- **INFORMATION PROVIDED**:
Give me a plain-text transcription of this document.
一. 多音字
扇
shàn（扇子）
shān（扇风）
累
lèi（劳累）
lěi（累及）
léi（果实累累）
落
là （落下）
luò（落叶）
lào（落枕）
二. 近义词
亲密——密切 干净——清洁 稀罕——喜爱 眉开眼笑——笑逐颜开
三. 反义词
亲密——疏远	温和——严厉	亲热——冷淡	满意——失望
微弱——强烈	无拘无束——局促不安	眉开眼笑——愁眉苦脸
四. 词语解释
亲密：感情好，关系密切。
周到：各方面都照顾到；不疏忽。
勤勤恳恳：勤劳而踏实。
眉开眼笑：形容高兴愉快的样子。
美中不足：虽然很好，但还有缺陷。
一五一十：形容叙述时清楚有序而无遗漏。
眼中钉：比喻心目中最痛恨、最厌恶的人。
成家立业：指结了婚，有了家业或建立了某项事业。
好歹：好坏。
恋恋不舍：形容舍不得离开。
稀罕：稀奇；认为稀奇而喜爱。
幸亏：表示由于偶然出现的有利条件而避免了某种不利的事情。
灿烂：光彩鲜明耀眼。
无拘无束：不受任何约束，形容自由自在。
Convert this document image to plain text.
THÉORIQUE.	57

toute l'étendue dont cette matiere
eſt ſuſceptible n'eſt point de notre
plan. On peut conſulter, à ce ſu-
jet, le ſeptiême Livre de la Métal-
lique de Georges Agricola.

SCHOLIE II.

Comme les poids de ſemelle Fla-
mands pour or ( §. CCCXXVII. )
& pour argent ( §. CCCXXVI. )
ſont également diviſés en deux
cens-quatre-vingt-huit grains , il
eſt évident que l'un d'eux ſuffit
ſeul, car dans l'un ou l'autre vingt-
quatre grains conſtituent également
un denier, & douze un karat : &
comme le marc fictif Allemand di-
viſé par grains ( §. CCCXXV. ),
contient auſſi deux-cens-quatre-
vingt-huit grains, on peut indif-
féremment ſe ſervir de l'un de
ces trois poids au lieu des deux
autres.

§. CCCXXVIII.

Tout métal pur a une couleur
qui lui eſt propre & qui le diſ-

- **OBJECTIVE**: Repeat each record exactly. Omit nothing.

- **ANSWER IN FULL**:
Give me a plain-text transcription of this document.
一. 多音字
扇
shàn（扇子）
shān（扇风）
累
lèi（劳累）
lěi（累及）
léi（果实累累）
落
là （落下）
luò（落叶）
lào（落枕）
二. 近义词
亲密——密切 干净——清洁 稀罕——喜爱 眉开眼笑——笑逐颜开
三. 反义词
亲密——疏远	温和——严厉	亲热——冷淡	满意——失望
微弱——强烈	无拘无束——局促不安	眉开眼笑——愁眉苦脸
四. 词语解释
亲密：感情好，关系密切。
周到：各方面都照顾到；不疏忽。
勤勤恳恳：勤劳而踏实。
眉开眼笑：形容高兴愉快的样子。
美中不足：虽然很好，但还有缺陷。
一五一十：形容叙述时清楚有序而无遗漏。
眼中钉：比喻心目中最痛恨、最厌恶的人。
成家立业：指结了婚，有了家业或建立了某项事业。
好歹：好坏。
恋恋不舍：形容舍不得离开。
稀罕：稀奇；认为稀奇而喜爱。
幸亏：表示由于偶然出现的有利条件而避免了某种不利的事情。
灿烂：光彩鲜明耀眼。
无拘无束：不受任何约束，形容自由自在。
Convert this document image to plain text.
THÉORIQUE.	57

toute l'étendue dont cette matiere
eſt ſuſceptible n'eſt point de notre
plan. On peut conſulter, à ce ſu-
jet, le ſeptiême Livre de la Métal-
lique de Georges Agricola.

SCHOLIE II.

Comme les poids de ſemelle Fla-
mands pour or ( §. CCCXXVII. )
& pour argent ( §. CCCXXVI. )
ſont également diviſés en deux
cens-quatre-vingt-huit grains , il
eſt évident que l'un d'eux ſuffit
ſeul, car dans l'un ou l'autre vingt-
quatre grains conſtituent également
un denier, & douze un karat : &
comme le marc fictif Allemand di-
viſé par grains ( §. CCCXXV. ),
contient auſſi deux-cens-quatre-
vingt-huit grains, on peut indif-
féremment ſe ſervir de l'un de
ces trois poids au lieu des deux
autres.

§. CCCXXVIII.

Tout métal pur a une couleur
qui lui eſt propre & qui le diſ-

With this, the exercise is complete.